WRITTEN INSTRUCTION: Give an exact transcription of every line, dropping the images.

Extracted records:
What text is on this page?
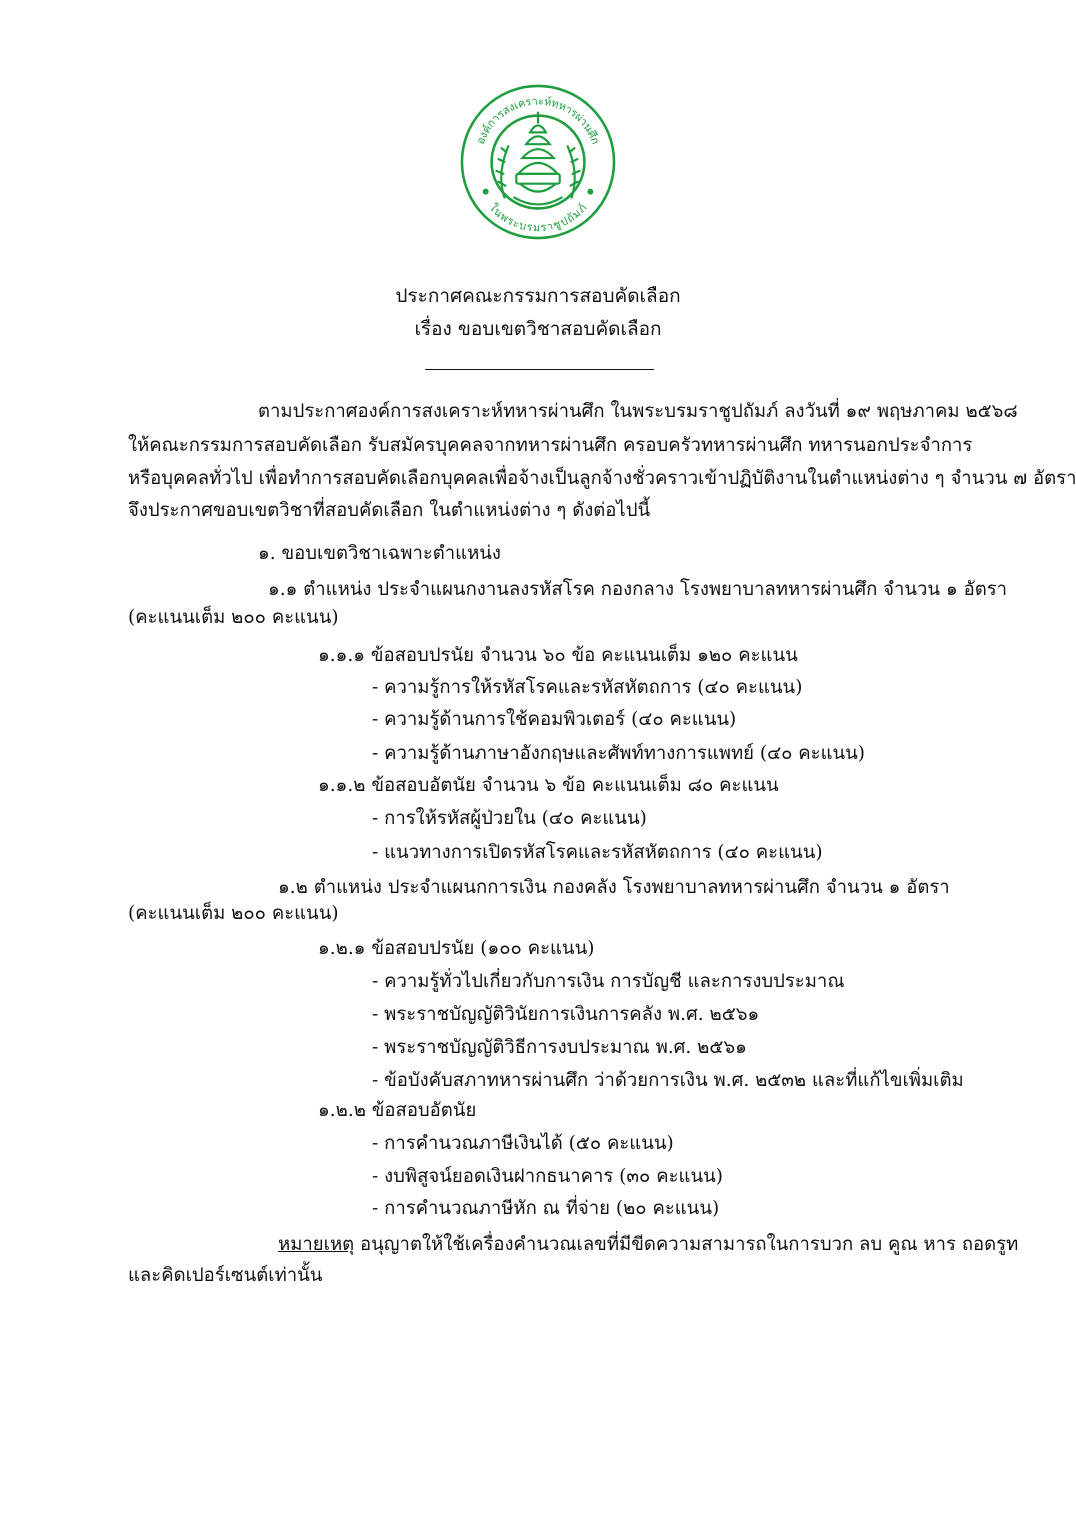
องค์การสงเคราะห์ทหารผ่านศึก
ในพระบรมราชูปถัมภ์
ประกาศคณะกรรมการสอบคัดเลือก
เรื่อง ขอบเขตวิชาสอบคัดเลือก
ตามประกาศองค์การสงเคราะห์ทหารผ่านศึก ในพระบรมราชูปถัมภ์ ลงวันที่ ๑๙ พฤษภาคม ๒๕๖๘
ให้คณะกรรมการสอบคัดเลือก รับสมัครบุคคลจากทหารผ่านศึก ครอบครัวทหารผ่านศึก ทหารนอกประจำการ
หรือบุคคลทั่วไป เพื่อทำการสอบคัดเลือกบุคคลเพื่อจ้างเป็นลูกจ้างชั่วคราวเข้าปฏิบัติงานในตำแหน่งต่าง ๆ จำนวน ๗ อัตรา
จึงประกาศขอบเขตวิชาที่สอบคัดเลือก ในตำแหน่งต่าง ๆ ดังต่อไปนี้
๑. ขอบเขตวิชาเฉพาะตำแหน่ง
๑.๑ ตำแหน่ง ประจำแผนกงานลงรหัสโรค กองกลาง โรงพยาบาลทหารผ่านศึก จำนวน ๑ อัตรา
(คะแนนเต็ม ๒๐๐ คะแนน)
๑.๑.๑ ข้อสอบปรนัย จำนวน ๖๐ ข้อ คะแนนเต็ม ๑๒๐ คะแนน
- ความรู้การให้รหัสโรคและรหัสหัตถการ (๔๐ คะแนน)
- ความรู้ด้านการใช้คอมพิวเตอร์ (๔๐ คะแนน)
- ความรู้ด้านภาษาอังกฤษและศัพท์ทางการแพทย์ (๔๐ คะแนน)
๑.๑.๒ ข้อสอบอัตนัย จำนวน ๖ ข้อ คะแนนเต็ม ๘๐ คะแนน
- การให้รหัสผู้ป่วยใน (๔๐ คะแนน)
- แนวทางการเปิดรหัสโรคและรหัสหัตถการ (๔๐ คะแนน)
๑.๒ ตำแหน่ง ประจำแผนกการเงิน กองคลัง โรงพยาบาลทหารผ่านศึก จำนวน ๑ อัตรา
(คะแนนเต็ม ๒๐๐ คะแนน)
๑.๒.๑ ข้อสอบปรนัย (๑๐๐ คะแนน)
- ความรู้ทั่วไปเกี่ยวกับการเงิน การบัญชี และการงบประมาณ
- พระราชบัญญัติวินัยการเงินการคลัง พ.ศ. ๒๕๖๑
- พระราชบัญญัติวิธีการงบประมาณ พ.ศ. ๒๕๖๑
- ข้อบังคับสภาทหารผ่านศึก ว่าด้วยการเงิน พ.ศ. ๒๕๓๒ และที่แก้ไขเพิ่มเติม
๑.๒.๒ ข้อสอบอัตนัย
- การคำนวณภาษีเงินได้ (๕๐ คะแนน)
- งบพิสูจน์ยอดเงินฝากธนาคาร (๓๐ คะแนน)
- การคำนวณภาษีหัก ณ ที่จ่าย (๒๐ คะแนน)
หมายเหตุ อนุญาตให้ใช้เครื่องคำนวณเลขที่มีขีดความสามารถในการบวก ลบ คูณ หาร ถอดรูท
และคิดเปอร์เซนต์เท่านั้น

SOLUTION TO THE EXERCISE:
What text is on this page?
องค์การสงเคราะห์ทหารผ่านศึก
ในพระบรมราชูปถัมภ์
ประกาศคณะกรรมการสอบคัดเลือก
เรื่อง ขอบเขตวิชาสอบคัดเลือก
ตามประกาศองค์การสงเคราะห์ทหารผ่านศึก ในพระบรมราชูปถัมภ์ ลงวันที่ ๑๙ พฤษภาคม ๒๕๖๘
ให้คณะกรรมการสอบคัดเลือก รับสมัครบุคคลจากทหารผ่านศึก ครอบครัวทหารผ่านศึก ทหารนอกประจำการ
หรือบุคคลทั่วไป เพื่อทำการสอบคัดเลือกบุคคลเพื่อจ้างเป็นลูกจ้างชั่วคราวเข้าปฏิบัติงานในตำแหน่งต่าง ๆ จำนวน ๗ อัตรา
จึงประกาศขอบเขตวิชาที่สอบคัดเลือก ในตำแหน่งต่าง ๆ ดังต่อไปนี้
๑. ขอบเขตวิชาเฉพาะตำแหน่ง
๑.๑ ตำแหน่ง ประจำแผนกงานลงรหัสโรค กองกลาง โรงพยาบาลทหารผ่านศึก จำนวน ๑ อัตรา
(คะแนนเต็ม ๒๐๐ คะแนน)
๑.๑.๑ ข้อสอบปรนัย จำนวน ๖๐ ข้อ คะแนนเต็ม ๑๒๐ คะแนน
- ความรู้การให้รหัสโรคและรหัสหัตถการ (๔๐ คะแนน)
- ความรู้ด้านการใช้คอมพิวเตอร์ (๔๐ คะแนน)
- ความรู้ด้านภาษาอังกฤษและศัพท์ทางการแพทย์ (๔๐ คะแนน)
๑.๑.๒ ข้อสอบอัตนัย จำนวน ๖ ข้อ คะแนนเต็ม ๘๐ คะแนน
- การให้รหัสผู้ป่วยใน (๔๐ คะแนน)
- แนวทางการเปิดรหัสโรคและรหัสหัตถการ (๔๐ คะแนน)
๑.๒ ตำแหน่ง ประจำแผนกการเงิน กองคลัง โรงพยาบาลทหารผ่านศึก จำนวน ๑ อัตรา
(คะแนนเต็ม ๒๐๐ คะแนน)
๑.๒.๑ ข้อสอบปรนัย (๑๐๐ คะแนน)
- ความรู้ทั่วไปเกี่ยวกับการเงิน การบัญชี และการงบประมาณ
- พระราชบัญญัติวินัยการเงินการคลัง พ.ศ. ๒๕๖๑
- พระราชบัญญัติวิธีการงบประมาณ พ.ศ. ๒๕๖๑
- ข้อบังคับสภาทหารผ่านศึก ว่าด้วยการเงิน พ.ศ. ๒๕๓๒ และที่แก้ไขเพิ่มเติม
๑.๒.๒ ข้อสอบอัตนัย
- การคำนวณภาษีเงินได้ (๕๐ คะแนน)
- งบพิสูจน์ยอดเงินฝากธนาคาร (๓๐ คะแนน)
- การคำนวณภาษีหัก ณ ที่จ่าย (๒๐ คะแนน)
หมายเหตุ อนุญาตให้ใช้เครื่องคำนวณเลขที่มีขีดความสามารถในการบวก ลบ คูณ หาร ถอดรูท
และคิดเปอร์เซนต์เท่านั้น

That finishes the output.